# Written request
Copy the lines below word for word, starting at the line that contains "List all visible" and ending at the line that contains "task-item: Comprar comida [322,361,784,425]". Leave the pictures out of your copy.

# Records
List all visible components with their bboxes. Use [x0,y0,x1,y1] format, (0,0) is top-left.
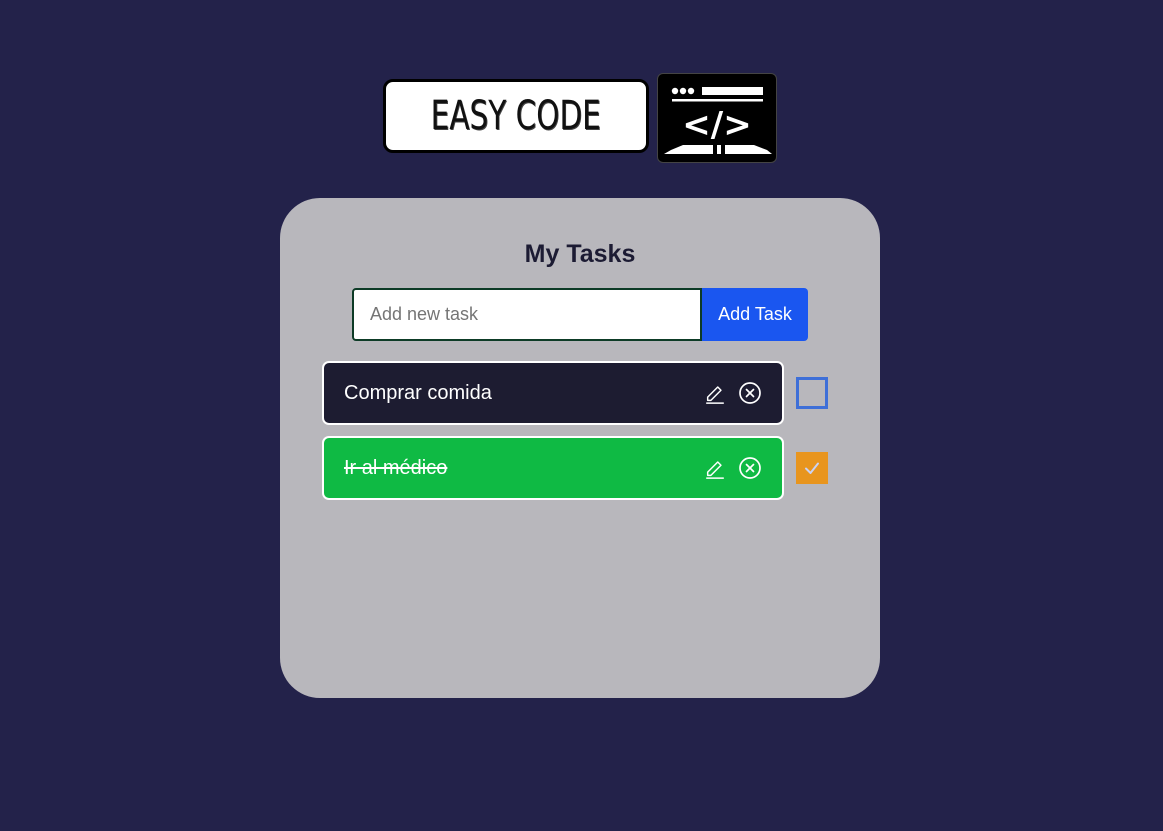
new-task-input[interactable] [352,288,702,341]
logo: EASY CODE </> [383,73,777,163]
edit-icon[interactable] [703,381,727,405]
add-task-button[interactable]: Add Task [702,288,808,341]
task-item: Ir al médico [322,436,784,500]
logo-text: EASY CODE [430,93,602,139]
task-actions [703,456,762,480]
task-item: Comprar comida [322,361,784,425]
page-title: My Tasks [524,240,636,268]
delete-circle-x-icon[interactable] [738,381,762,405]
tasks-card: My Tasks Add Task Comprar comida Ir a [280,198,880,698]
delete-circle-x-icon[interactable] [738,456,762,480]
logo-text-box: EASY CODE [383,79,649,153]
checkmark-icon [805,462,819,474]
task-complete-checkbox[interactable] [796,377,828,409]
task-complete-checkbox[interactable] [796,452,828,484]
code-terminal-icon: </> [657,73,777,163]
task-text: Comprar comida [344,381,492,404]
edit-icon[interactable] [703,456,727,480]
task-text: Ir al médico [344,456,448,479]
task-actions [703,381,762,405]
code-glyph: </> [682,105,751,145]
==
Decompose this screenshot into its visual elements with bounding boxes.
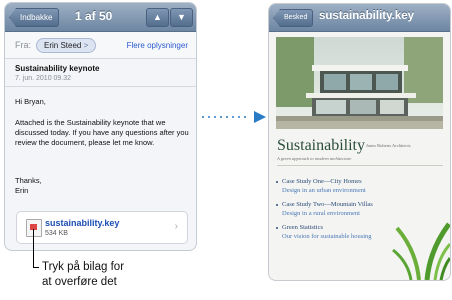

# Task output
List all visible components with their bboxes. Use [x0,y0,x1,y1] format, (0,0) is top-left.
new-task-input[interactable] [352,288,702,341]
logo: EASY CODE </> [383,73,777,163]
edit-icon[interactable] [703,381,727,405]
add-task-button[interactable]: Add Task [702,288,808,341]
task-item: Ir al médico [322,436,784,500]
logo-text: EASY CODE [430,93,602,139]
task-actions [703,456,762,480]
task-item: Comprar comida [322,361,784,425]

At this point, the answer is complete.